To be done: Gather every line from the entries below that includes "kind".

Exercise materials:
###

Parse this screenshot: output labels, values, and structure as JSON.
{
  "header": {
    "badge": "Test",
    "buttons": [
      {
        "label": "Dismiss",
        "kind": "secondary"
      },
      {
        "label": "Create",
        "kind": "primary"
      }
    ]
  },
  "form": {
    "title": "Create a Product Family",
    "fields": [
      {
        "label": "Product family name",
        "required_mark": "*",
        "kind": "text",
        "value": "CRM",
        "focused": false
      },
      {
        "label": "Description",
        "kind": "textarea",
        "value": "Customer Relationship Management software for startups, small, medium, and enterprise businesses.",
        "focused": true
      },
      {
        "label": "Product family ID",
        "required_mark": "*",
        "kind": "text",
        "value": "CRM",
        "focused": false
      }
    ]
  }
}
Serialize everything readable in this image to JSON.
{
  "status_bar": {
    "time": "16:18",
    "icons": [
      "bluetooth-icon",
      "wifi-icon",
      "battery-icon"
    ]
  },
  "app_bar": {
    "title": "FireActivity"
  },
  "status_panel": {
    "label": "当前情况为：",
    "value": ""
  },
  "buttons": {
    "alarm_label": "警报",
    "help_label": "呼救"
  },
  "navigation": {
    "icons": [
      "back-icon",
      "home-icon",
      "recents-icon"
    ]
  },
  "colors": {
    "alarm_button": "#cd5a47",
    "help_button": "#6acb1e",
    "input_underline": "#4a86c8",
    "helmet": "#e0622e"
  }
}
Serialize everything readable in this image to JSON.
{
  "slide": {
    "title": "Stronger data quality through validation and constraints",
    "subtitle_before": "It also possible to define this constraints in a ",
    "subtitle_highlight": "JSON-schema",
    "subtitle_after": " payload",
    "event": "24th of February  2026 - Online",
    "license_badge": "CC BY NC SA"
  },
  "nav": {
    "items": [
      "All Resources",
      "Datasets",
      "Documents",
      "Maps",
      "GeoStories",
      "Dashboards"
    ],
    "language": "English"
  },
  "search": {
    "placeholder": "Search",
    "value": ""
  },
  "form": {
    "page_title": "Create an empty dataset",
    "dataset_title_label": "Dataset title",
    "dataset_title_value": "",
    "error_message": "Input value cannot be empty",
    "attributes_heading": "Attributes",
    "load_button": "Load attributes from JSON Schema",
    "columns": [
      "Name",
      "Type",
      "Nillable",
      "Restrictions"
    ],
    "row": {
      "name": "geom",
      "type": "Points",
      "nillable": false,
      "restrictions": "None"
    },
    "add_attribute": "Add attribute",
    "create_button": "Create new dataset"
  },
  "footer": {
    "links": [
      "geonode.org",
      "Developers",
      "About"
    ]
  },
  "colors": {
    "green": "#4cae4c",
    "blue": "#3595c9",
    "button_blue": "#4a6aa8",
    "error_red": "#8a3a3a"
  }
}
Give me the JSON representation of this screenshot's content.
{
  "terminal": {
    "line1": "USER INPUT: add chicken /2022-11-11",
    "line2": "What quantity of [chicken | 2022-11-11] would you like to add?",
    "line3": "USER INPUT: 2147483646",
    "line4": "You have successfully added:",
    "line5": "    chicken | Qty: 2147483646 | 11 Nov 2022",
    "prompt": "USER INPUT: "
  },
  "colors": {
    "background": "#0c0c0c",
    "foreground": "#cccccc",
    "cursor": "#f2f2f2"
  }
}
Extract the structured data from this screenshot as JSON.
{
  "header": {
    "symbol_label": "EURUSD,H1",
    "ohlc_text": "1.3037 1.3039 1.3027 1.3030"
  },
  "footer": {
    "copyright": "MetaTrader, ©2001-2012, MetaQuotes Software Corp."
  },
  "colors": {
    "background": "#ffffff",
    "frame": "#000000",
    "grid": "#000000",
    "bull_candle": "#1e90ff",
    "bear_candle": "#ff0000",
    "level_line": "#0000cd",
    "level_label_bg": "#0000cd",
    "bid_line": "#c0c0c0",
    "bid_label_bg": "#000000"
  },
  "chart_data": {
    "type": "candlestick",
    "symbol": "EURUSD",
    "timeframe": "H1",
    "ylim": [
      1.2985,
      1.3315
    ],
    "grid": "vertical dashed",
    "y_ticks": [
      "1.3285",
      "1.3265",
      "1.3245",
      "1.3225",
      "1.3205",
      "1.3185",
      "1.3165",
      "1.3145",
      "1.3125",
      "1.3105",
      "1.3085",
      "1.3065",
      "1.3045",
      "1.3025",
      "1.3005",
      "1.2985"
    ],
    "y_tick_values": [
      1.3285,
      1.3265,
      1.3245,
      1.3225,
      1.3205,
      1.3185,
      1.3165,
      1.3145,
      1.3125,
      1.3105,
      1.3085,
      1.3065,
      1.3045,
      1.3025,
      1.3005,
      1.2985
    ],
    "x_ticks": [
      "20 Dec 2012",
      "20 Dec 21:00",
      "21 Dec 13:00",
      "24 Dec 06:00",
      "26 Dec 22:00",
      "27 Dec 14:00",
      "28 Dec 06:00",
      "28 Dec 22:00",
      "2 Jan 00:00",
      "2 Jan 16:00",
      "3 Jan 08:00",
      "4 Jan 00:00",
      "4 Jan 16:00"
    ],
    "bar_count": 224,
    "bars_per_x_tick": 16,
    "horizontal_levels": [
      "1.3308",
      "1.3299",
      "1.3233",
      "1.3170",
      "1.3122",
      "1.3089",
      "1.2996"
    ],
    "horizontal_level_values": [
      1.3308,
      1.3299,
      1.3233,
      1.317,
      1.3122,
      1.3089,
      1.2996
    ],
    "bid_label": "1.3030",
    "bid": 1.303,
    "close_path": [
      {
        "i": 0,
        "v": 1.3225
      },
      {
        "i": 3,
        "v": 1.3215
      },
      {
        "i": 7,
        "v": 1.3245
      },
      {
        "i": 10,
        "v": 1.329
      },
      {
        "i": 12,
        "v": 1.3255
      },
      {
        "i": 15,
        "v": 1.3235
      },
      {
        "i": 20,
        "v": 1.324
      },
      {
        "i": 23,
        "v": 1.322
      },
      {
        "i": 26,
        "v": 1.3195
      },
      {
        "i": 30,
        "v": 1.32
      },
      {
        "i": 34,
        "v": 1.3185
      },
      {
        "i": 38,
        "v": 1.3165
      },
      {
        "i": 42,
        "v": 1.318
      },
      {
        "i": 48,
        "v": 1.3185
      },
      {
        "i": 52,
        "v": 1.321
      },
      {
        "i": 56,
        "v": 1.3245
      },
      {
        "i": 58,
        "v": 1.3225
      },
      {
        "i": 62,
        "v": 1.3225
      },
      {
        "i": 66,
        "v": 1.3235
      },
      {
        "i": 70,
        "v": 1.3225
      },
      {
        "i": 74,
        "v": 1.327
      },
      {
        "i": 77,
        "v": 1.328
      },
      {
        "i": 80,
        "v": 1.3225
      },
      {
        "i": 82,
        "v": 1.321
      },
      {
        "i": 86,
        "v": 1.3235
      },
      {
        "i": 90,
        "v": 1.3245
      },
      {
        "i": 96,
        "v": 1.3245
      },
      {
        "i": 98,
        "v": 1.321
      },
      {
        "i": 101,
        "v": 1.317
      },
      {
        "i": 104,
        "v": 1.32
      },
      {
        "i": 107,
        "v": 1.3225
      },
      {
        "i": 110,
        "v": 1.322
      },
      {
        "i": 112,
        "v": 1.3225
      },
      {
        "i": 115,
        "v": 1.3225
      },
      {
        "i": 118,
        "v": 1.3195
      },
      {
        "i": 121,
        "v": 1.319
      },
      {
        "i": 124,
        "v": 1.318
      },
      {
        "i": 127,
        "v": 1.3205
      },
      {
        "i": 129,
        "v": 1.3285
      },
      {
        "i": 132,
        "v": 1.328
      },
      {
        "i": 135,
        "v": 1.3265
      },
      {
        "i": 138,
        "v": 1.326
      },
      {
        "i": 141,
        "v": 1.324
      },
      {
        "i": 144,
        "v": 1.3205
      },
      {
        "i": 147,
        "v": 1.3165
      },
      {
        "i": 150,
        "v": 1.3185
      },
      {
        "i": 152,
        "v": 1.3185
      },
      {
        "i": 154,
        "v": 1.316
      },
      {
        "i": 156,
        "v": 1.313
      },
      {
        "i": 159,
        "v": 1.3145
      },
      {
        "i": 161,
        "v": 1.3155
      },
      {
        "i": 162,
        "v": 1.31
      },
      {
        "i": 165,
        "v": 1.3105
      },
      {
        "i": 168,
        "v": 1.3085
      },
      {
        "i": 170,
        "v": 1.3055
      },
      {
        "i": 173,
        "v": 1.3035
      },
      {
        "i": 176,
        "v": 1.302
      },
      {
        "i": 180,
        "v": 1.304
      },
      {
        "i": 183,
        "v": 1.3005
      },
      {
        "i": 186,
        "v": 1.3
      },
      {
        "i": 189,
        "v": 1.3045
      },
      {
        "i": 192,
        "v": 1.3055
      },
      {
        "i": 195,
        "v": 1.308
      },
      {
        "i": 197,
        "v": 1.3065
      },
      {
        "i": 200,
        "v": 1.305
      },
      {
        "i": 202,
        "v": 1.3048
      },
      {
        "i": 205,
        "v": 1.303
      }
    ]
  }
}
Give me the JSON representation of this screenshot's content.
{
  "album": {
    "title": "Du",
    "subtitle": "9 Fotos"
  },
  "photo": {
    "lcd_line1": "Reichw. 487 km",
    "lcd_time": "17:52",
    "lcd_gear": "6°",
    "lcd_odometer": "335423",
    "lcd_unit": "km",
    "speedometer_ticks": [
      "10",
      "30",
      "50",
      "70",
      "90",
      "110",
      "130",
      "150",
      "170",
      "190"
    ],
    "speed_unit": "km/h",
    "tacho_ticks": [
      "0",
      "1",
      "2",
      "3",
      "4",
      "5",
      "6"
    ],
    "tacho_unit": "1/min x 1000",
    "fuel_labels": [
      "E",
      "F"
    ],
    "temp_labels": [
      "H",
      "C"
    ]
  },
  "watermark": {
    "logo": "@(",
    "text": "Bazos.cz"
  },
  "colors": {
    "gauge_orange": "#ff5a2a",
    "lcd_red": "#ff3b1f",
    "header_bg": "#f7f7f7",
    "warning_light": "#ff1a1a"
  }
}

###

Solution to this exercise:
        "kind": "secondary"
        "kind": "primary"
        "kind": "text",
        "kind": "textarea",
        "kind": "text",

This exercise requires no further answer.